TASK STATEMENT: Search the listing for the string "this" and copy every line that contains it.

[Data records]
────────────────
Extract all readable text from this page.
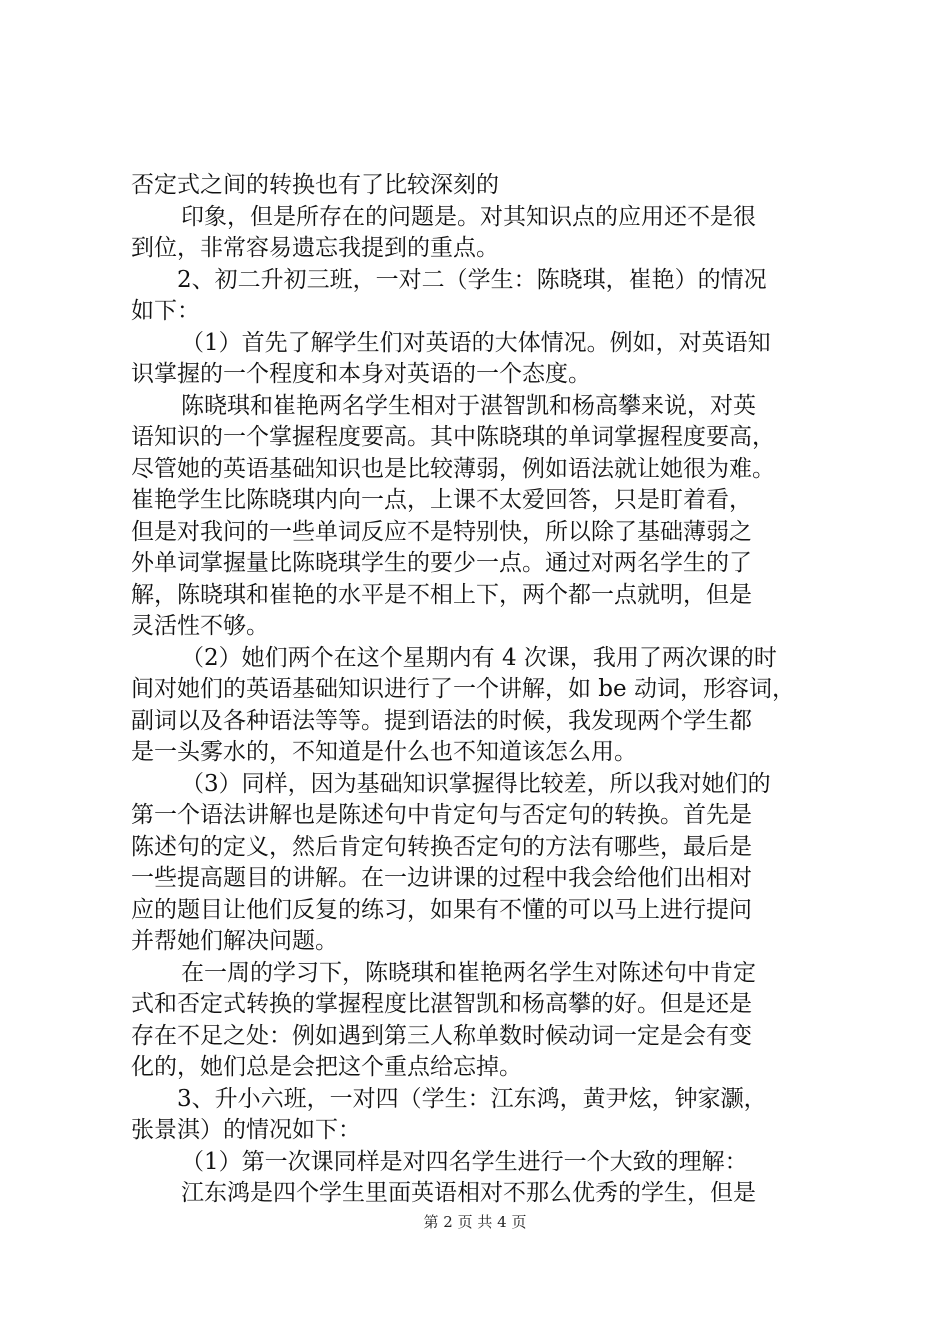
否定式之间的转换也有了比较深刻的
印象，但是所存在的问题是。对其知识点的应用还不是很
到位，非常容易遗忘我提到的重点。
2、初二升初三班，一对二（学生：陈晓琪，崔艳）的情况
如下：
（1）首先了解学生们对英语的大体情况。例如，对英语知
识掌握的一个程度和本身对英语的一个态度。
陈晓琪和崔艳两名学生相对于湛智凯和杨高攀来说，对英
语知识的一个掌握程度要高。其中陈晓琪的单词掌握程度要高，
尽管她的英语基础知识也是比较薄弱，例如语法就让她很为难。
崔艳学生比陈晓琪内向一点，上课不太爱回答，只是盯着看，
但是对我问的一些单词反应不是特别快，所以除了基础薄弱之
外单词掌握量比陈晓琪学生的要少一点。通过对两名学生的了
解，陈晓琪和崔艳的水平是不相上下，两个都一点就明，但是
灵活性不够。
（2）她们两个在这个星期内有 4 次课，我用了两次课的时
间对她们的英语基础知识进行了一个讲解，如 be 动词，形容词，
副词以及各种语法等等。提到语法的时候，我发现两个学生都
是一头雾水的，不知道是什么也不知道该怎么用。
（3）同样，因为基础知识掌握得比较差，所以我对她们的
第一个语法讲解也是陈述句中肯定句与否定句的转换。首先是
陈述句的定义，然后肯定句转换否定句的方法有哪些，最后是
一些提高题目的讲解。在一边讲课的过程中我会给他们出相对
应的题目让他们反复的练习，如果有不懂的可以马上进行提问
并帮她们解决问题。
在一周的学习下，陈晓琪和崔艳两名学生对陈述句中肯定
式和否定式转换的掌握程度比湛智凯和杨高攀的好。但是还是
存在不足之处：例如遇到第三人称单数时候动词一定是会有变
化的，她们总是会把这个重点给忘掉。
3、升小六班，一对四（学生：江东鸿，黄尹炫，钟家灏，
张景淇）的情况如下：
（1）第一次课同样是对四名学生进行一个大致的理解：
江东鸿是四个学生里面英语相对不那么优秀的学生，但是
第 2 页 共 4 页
────────────────
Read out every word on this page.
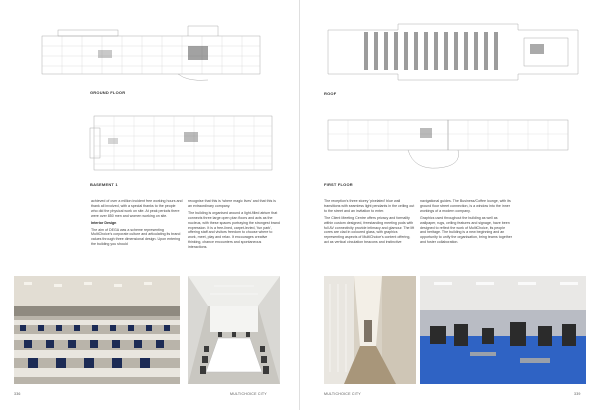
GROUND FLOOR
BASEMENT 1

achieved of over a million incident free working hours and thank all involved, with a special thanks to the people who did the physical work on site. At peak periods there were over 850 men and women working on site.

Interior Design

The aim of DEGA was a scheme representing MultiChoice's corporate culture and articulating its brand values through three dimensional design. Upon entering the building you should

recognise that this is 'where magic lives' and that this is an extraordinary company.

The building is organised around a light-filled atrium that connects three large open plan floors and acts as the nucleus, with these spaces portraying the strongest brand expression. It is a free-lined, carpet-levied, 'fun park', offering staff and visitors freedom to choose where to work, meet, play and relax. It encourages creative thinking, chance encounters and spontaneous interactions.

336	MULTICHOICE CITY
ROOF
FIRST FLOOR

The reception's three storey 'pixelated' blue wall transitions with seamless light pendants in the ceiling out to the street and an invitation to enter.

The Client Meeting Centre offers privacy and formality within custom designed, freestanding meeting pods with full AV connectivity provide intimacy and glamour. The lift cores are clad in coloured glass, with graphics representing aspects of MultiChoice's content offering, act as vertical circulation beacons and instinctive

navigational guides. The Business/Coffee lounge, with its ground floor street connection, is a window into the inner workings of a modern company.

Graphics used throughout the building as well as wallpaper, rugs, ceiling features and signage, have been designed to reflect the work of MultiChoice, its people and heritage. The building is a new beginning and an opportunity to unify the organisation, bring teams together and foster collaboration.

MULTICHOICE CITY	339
────────────────
OUTPUT OF THE TASK:
Extract all readable text from this page.
Read out every word on this page.
recognise that this is 'where magic lives' and that this is an extraordinary company.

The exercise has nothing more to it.